**OBJECTIVE 1**
Which strategies do the reading notes on Make It Stick name as the most effective?
* * * * * * *
Make It Stick: The Science of Successful Learning

Date Read:February 6, 2019 Rating 10/10

Some random general highlights

  • The most important is to fight forgetfulness.
  • Learning styles is a myth, there are preferences but there is not true that some people learn better with a given kind of material (listening, reading, etc)
  • Recalling and reflection is better than massive practice, the later gives the illusion of knowing by familiarizing the student with the material but the forgetfulness is quicker

Learning is misunderstood

when we ask people about the best(preferred) learning method, most people will answer that it would be re-reading and highlight the material, but this approach is not backed up by data.

The most effective strategies are often counter intuitive:

  • Retrieval practice
  • Space out practice
  • Trying to solve a problem before being taught the solution

All new learning requires a foundation of prior learning. If you practice Elaboration, there’s no known limit to how much you can learn. Elaboration is the process of giving new material meaning by expression it in your own words and connecting with what you already know.

To learn, retrieve

A central Challenge to improving the way we learn is finding a way to interrupt the process of forgetting. The testing effect is a term used by psychologist to refer the power observed of retrieval as a learning tool.

Exams & Testing works, special when we provide feedback on wrong answers

Mix Up your practice

Most people think that people learn better through single-minded focus and dogged repetition, because these beliefs are validated time and again by visible improvements, but scientists have found that this is momentary. The very techniques that build habit strength, like spacing, interleaving and variation, slow visible acquisition and fail to deliver improvement during practice that helps to motivate and reinforce our efforts how ever these techniques are what we need to really learn something

Embrace Difficulties

It’s one thing to feel confident of your knowledge; it’s something else to demonstrate mastery. Testing is not only a powerful learning strategy, it is a potent reality check on accuracy of you own judgment of what you know how to do.

How learning occurs

  • Encoding: the brain converts your perceptions into meaningful representations in the brain.
  • Consolidation: The process of learning often starts out feeling disorganized and unwieldy; the brain makes connections with prior knowledge by retrieving a memory from long-term storage. This act both strengthen the memory traces and at the same time make them modifiable again, enabling them, for example, to connect to more recent learning.
* * * * * * *
**OBJECTIVE 2**
Reproduce the entries from their first line through the line holding "data-bar bbox=[487, 175, 494, 198]", with both of those lines included.

**RECORDS FOR THE EXERCISE**
* * * * * * *
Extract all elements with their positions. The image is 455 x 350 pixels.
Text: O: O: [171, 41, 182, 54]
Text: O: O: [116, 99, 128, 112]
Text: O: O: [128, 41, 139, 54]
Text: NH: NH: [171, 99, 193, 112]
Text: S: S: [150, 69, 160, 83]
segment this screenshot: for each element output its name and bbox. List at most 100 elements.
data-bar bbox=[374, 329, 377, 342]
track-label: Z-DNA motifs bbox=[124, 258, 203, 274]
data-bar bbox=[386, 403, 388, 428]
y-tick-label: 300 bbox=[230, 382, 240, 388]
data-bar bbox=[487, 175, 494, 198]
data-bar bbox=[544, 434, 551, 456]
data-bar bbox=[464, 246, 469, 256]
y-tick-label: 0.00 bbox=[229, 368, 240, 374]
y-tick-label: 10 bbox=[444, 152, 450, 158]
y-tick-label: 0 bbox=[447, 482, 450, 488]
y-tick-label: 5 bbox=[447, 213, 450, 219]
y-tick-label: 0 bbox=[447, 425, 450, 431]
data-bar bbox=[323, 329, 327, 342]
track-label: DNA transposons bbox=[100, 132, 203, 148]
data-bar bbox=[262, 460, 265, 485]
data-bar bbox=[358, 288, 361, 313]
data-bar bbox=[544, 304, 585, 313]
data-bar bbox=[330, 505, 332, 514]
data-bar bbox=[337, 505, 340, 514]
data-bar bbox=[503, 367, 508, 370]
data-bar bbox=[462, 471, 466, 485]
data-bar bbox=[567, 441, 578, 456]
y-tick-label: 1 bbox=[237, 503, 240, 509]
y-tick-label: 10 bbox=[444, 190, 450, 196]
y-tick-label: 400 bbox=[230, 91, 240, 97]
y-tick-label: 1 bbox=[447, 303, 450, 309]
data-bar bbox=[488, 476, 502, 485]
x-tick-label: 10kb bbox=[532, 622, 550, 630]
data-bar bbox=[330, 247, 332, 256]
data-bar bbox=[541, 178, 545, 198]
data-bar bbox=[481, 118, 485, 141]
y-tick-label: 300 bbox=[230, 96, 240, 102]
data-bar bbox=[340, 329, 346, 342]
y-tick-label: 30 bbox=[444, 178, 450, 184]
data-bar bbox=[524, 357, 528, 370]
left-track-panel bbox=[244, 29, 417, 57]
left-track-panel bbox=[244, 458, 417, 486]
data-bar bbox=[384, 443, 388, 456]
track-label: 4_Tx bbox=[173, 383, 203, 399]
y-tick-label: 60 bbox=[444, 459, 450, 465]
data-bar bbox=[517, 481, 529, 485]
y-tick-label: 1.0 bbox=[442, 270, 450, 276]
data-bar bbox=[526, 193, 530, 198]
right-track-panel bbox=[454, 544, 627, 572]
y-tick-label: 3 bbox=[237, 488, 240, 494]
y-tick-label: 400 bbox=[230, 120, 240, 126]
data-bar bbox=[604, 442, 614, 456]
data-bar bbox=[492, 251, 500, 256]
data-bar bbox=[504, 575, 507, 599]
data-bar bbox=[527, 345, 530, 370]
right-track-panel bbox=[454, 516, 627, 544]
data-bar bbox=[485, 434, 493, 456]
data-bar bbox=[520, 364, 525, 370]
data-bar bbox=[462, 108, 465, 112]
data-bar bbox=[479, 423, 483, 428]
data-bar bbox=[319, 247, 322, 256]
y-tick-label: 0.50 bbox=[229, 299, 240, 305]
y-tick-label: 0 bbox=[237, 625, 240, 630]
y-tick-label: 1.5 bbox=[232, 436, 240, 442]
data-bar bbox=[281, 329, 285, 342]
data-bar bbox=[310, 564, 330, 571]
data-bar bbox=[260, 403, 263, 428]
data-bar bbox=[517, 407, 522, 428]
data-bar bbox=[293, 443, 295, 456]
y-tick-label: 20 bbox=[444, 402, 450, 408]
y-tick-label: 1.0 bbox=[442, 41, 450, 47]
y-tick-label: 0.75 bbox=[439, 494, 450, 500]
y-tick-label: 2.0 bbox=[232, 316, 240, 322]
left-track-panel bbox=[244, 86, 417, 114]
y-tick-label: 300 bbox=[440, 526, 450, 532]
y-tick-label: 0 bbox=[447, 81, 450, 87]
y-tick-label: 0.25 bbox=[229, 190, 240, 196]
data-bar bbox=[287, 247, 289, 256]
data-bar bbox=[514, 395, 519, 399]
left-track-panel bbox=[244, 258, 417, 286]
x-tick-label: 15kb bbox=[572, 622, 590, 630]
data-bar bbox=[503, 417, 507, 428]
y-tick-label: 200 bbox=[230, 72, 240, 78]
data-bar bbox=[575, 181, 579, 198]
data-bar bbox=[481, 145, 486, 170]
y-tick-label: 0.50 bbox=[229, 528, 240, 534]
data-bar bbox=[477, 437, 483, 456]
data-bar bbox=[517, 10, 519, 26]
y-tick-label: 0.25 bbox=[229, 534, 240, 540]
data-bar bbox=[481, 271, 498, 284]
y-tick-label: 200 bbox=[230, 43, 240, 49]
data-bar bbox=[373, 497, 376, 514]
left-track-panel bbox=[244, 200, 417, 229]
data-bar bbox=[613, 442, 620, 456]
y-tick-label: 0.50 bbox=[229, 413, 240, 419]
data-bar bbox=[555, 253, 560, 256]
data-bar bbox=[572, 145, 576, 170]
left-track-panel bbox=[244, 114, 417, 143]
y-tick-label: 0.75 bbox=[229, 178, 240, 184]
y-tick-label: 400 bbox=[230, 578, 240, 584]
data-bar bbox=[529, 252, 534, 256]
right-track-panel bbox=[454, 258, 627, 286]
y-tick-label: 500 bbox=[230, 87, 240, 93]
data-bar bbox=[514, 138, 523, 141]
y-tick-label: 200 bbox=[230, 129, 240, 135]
* * * * * * *
**PROBLEM SOLUTION 1**
Retrieval practice, spaced-out practice, and trying to solve a problem before being taught the solution.

**PROBLEM SOLUTION 2**
Extract all elements with their positions. The image is 455 x 350 pixels.
Text: O: O: [171, 41, 182, 54]
Text: O: O: [116, 99, 128, 112]
Text: O: O: [128, 41, 139, 54]
Text: NH: NH: [171, 99, 193, 112]
Text: S: S: [150, 69, 160, 83]
segment this screenshot: for each element output its name and bbox. List at most 100 elements.
data-bar bbox=[374, 329, 377, 342]
track-label: Z-DNA motifs bbox=[124, 258, 203, 274]
data-bar bbox=[386, 403, 388, 428]
y-tick-label: 300 bbox=[230, 382, 240, 388]
data-bar bbox=[487, 175, 494, 198]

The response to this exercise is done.